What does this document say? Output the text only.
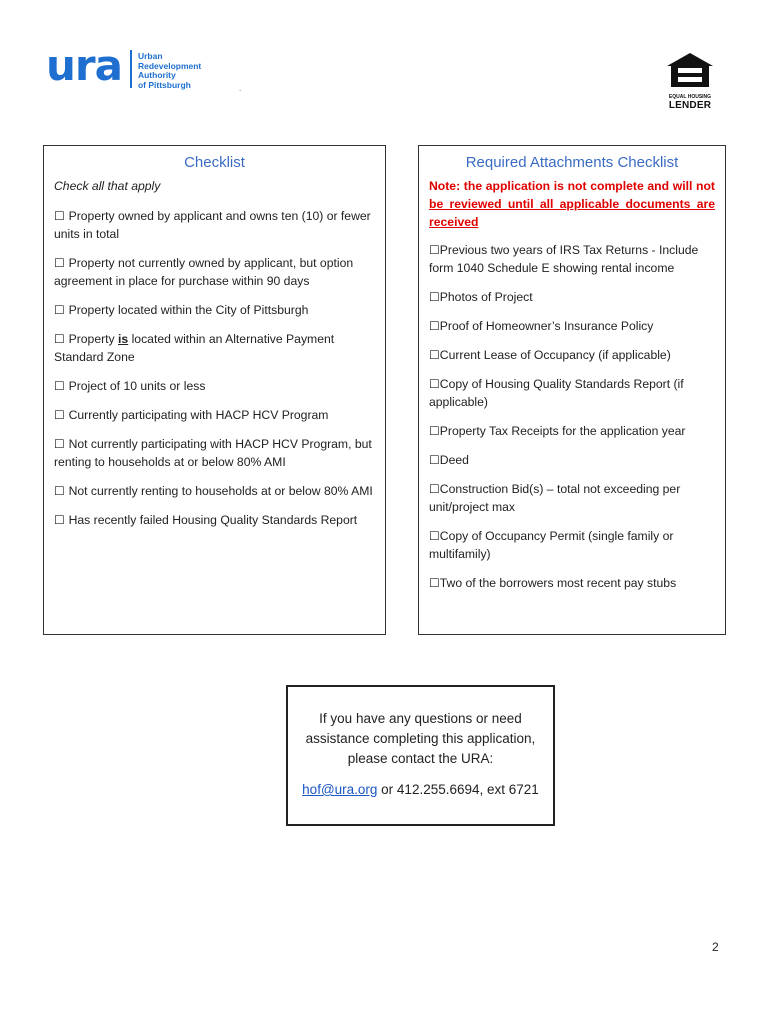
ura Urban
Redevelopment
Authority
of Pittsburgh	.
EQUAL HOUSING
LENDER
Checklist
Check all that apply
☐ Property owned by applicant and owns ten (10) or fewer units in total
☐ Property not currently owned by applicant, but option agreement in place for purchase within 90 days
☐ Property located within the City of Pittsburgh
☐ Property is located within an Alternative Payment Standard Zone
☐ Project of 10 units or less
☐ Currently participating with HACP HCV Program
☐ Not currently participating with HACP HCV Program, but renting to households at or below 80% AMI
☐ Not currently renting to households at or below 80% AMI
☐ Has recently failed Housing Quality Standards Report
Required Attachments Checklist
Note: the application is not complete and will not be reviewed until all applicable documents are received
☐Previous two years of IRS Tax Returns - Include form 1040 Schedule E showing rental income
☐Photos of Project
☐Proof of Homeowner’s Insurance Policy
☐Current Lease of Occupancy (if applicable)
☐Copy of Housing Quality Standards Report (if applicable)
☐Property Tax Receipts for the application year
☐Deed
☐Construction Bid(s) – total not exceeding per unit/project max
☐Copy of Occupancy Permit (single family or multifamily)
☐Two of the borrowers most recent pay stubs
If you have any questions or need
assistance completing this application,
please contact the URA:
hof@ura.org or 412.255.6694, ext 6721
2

▶ DESCRIPTION OF THE TASK:
Repeat each entry precisely as it appears. Leave the pictures out.

▶ WORKED ANSWER:
What does this document say? Output the text only.
ura Urban
Redevelopment
Authority
of Pittsburgh	.
EQUAL HOUSING
LENDER
Checklist
Check all that apply
☐ Property owned by applicant and owns ten (10) or fewer units in total
☐ Property not currently owned by applicant, but option agreement in place for purchase within 90 days
☐ Property located within the City of Pittsburgh
☐ Property is located within an Alternative Payment Standard Zone
☐ Project of 10 units or less
☐ Currently participating with HACP HCV Program
☐ Not currently participating with HACP HCV Program, but renting to households at or below 80% AMI
☐ Not currently renting to households at or below 80% AMI
☐ Has recently failed Housing Quality Standards Report
Required Attachments Checklist
Note: the application is not complete and will not be reviewed until all applicable documents are received
☐Previous two years of IRS Tax Returns - Include form 1040 Schedule E showing rental income
☐Photos of Project
☐Proof of Homeowner’s Insurance Policy
☐Current Lease of Occupancy (if applicable)
☐Copy of Housing Quality Standards Report (if applicable)
☐Property Tax Receipts for the application year
☐Deed
☐Construction Bid(s) – total not exceeding per unit/project max
☐Copy of Occupancy Permit (single family or multifamily)
☐Two of the borrowers most recent pay stubs
If you have any questions or need
assistance completing this application,
please contact the URA:
hof@ura.org or 412.255.6694, ext 6721
2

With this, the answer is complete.